[BEGIN MATERIAL FOR THIS EXERCISE]
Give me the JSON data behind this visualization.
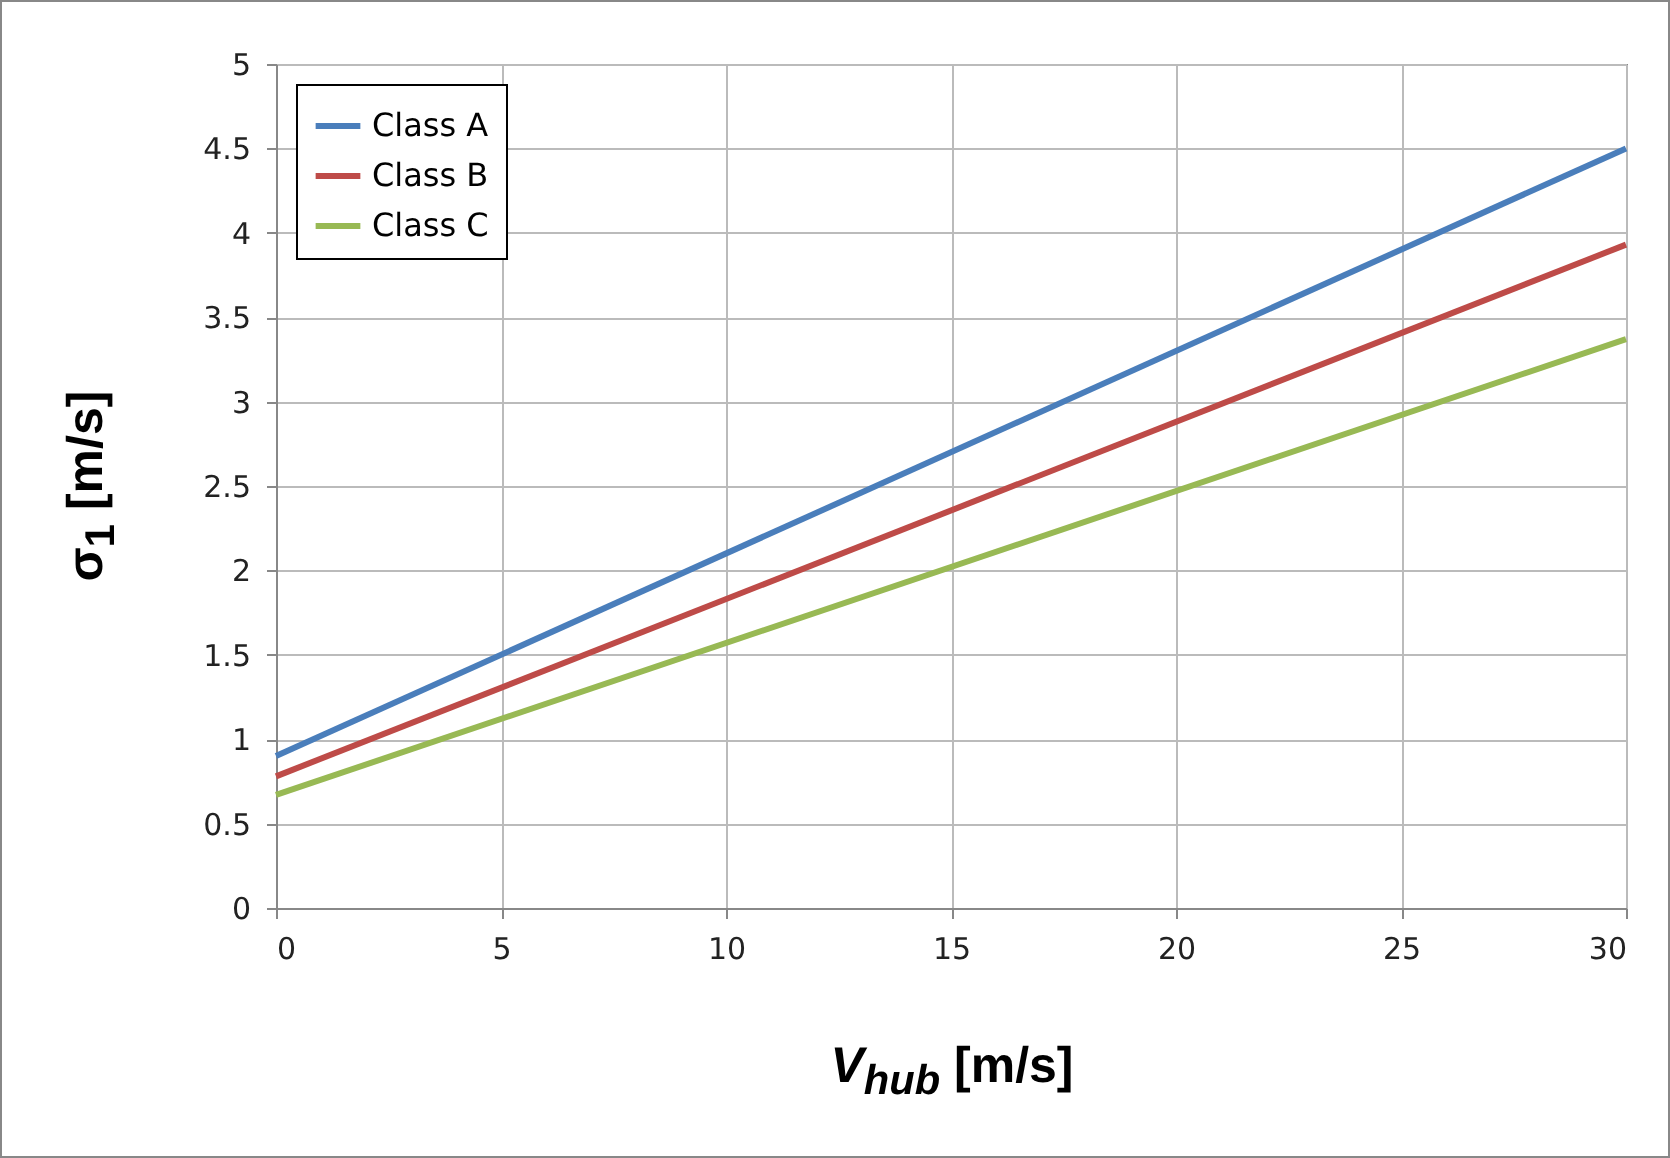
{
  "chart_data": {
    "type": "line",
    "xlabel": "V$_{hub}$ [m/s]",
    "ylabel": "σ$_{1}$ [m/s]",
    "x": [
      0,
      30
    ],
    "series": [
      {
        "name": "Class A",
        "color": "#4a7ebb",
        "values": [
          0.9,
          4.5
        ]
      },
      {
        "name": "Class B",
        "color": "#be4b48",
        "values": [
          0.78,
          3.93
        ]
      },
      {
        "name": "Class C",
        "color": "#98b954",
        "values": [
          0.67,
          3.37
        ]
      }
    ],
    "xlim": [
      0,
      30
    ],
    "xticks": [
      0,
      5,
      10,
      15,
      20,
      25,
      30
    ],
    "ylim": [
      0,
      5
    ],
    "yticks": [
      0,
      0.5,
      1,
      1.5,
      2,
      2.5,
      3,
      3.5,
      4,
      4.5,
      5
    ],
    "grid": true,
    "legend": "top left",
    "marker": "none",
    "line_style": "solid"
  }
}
[END MATERIAL FOR THIS EXERCISE]
TASK DIRECTIONS:
Tell how many lines in the material contain the word "name". Only the number is wanted.

RESPONSE TO THE EXERCISE:
3